DATA PROVIDED
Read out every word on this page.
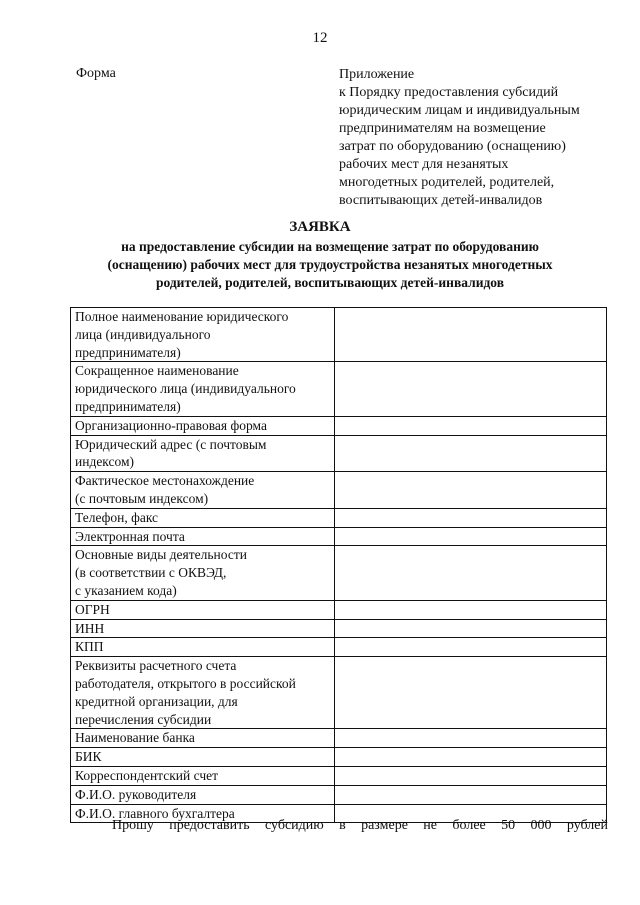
12
Форма	Приложение
к Порядку предоставления субсидий
юридическим лицам и индивидуальным
предпринимателям на возмещение
затрат по оборудованию (оснащению)
рабочих мест для незанятых
многодетных родителей, родителей,
воспитывающих детей-инвалидов
ЗАЯВКА
на предоставление субсидии на возмещение затрат по оборудованию
(оснащению) рабочих мест для трудоустройства незанятых многодетных
родителей, родителей, воспитывающих детей-инвалидов
Полное наименование юридического
лица (индивидуального
предпринимателя)	

Сокращенное наименование
юридического лица (индивидуального
предпринимателя)	

Организационно-правовая форма	

Юридический адрес (с почтовым
индексом)	

Фактическое местонахождение
(с почтовым индексом)	

Телефон, факс	

Электронная почта	

Основные виды деятельности
(в соответствии с ОКВЭД,
с указанием кода)	

ОГРН	

ИНН	

КПП	

Реквизиты расчетного счета
работодателя, открытого в российской
кредитной организации, для
перечисления субсидии	

Наименование банка	

БИК	

Корреспондентский счет	

Ф.И.О. руководителя	

Ф.И.О. главного бухгалтера	

Прошу предоставить субсидию в размере не более 50 000 рублей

WHAT THIS TASK INVOLVES
Exclude all images and restate the records above word for word.

ANSWER FOR THIS EXERCISE
Read out every word on this page.
12
Форма	Приложение
к Порядку предоставления субсидий
юридическим лицам и индивидуальным
предпринимателям на возмещение
затрат по оборудованию (оснащению)
рабочих мест для незанятых
многодетных родителей, родителей,
воспитывающих детей-инвалидов
ЗАЯВКА
на предоставление субсидии на возмещение затрат по оборудованию
(оснащению) рабочих мест для трудоустройства незанятых многодетных
родителей, родителей, воспитывающих детей-инвалидов
Полное наименование юридического
лица (индивидуального
предпринимателя)	

Сокращенное наименование
юридического лица (индивидуального
предпринимателя)	

Организационно-правовая форма	

Юридический адрес (с почтовым
индексом)	

Фактическое местонахождение
(с почтовым индексом)	

Телефон, факс	

Электронная почта	

Основные виды деятельности
(в соответствии с ОКВЭД,
с указанием кода)	

ОГРН	

ИНН	

КПП	

Реквизиты расчетного счета
работодателя, открытого в российской
кредитной организации, для
перечисления субсидии	

Наименование банка	

БИК	

Корреспондентский счет	

Ф.И.О. руководителя	

Ф.И.О. главного бухгалтера	

Прошу предоставить субсидию в размере не более 50 000 рублей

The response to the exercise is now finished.